═══ Material provided
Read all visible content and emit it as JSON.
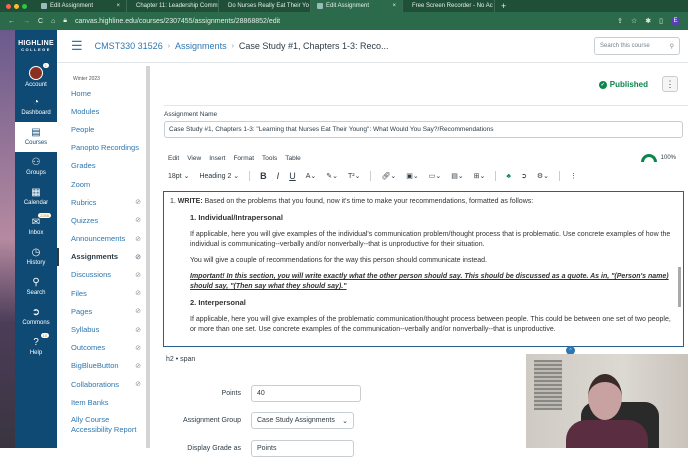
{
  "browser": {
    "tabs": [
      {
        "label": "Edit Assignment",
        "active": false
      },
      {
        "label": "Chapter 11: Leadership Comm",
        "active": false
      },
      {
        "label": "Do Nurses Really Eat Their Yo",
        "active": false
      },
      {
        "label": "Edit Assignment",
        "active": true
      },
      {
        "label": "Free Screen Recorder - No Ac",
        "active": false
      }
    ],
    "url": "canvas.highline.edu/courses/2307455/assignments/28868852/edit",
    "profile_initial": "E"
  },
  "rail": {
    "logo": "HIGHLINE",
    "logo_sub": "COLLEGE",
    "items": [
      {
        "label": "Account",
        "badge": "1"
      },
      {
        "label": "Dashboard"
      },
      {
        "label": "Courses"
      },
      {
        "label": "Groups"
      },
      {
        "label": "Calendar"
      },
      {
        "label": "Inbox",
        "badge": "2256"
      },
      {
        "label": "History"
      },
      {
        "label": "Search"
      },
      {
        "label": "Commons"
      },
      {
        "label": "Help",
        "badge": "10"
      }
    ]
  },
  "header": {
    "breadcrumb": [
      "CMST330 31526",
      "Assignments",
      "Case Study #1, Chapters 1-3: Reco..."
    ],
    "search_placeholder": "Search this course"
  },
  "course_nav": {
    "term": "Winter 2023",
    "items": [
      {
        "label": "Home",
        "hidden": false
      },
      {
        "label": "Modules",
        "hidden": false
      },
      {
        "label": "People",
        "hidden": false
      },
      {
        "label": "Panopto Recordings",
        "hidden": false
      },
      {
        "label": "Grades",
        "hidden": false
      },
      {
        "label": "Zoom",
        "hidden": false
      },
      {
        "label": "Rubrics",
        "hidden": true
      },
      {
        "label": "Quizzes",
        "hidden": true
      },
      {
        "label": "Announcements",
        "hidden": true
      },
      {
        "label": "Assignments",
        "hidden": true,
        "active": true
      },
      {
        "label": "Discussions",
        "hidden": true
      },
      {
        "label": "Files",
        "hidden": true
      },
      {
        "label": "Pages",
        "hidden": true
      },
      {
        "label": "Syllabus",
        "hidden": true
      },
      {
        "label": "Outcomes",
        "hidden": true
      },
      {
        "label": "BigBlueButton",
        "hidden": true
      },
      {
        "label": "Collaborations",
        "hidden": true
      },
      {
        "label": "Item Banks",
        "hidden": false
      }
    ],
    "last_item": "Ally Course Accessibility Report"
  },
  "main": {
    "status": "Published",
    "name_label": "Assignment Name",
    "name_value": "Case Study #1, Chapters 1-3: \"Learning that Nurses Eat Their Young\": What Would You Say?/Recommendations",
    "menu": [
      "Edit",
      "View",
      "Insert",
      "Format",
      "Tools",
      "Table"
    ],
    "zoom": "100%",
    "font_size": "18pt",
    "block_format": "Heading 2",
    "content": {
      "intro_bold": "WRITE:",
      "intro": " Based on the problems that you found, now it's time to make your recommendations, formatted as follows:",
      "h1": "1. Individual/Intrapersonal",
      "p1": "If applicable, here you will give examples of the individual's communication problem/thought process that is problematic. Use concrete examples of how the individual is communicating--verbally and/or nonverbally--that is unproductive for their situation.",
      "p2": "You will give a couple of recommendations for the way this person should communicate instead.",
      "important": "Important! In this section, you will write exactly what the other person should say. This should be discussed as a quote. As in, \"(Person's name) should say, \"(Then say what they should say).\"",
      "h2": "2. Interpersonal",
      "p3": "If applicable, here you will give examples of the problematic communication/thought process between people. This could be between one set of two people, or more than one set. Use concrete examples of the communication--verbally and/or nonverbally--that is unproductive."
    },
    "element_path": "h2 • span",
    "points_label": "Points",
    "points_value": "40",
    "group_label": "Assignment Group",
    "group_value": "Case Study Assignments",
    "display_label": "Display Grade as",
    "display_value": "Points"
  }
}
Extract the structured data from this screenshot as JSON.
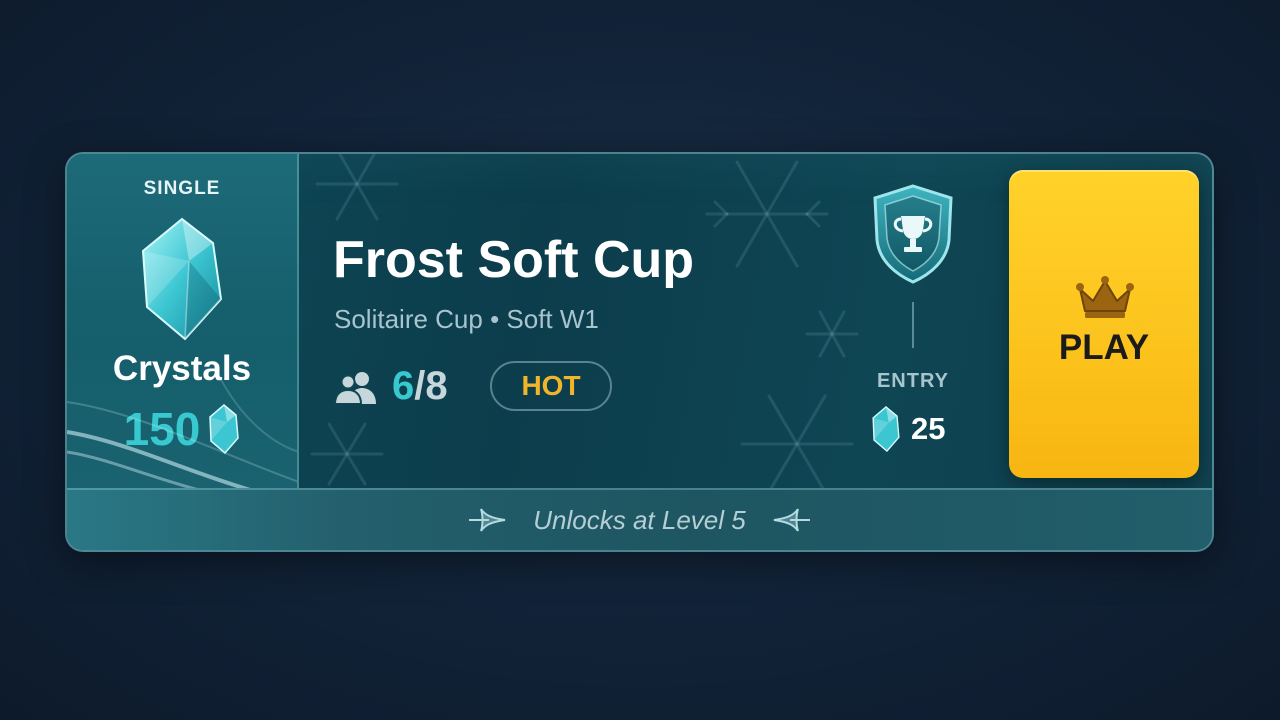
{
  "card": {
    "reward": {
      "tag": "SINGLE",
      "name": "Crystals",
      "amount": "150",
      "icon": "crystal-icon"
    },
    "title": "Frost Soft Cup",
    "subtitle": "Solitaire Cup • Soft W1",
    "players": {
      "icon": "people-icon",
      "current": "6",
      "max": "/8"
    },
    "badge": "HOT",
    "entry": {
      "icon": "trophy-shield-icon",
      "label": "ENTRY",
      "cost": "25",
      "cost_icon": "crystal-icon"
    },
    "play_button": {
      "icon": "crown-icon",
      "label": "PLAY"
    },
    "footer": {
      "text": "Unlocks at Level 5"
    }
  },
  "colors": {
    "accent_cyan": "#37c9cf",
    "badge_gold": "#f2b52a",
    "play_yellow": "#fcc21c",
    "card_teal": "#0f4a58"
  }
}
══════
» Task objective
Beginning at the line with "Extract the structured", reproduce each line exactly through the last line of the records above, with pictures left out.

» Result of the exercise
Extract the structured data from this screenshot as JSON.
{
  "card": {
    "reward": {
      "tag": "SINGLE",
      "name": "Crystals",
      "amount": "150",
      "icon": "crystal-icon"
    },
    "title": "Frost Soft Cup",
    "subtitle": "Solitaire Cup • Soft W1",
    "players": {
      "icon": "people-icon",
      "current": "6",
      "max": "/8"
    },
    "badge": "HOT",
    "entry": {
      "icon": "trophy-shield-icon",
      "label": "ENTRY",
      "cost": "25",
      "cost_icon": "crystal-icon"
    },
    "play_button": {
      "icon": "crown-icon",
      "label": "PLAY"
    },
    "footer": {
      "text": "Unlocks at Level 5"
    }
  },
  "colors": {
    "accent_cyan": "#37c9cf",
    "badge_gold": "#f2b52a",
    "play_yellow": "#fcc21c",
    "card_teal": "#0f4a58"
  }
}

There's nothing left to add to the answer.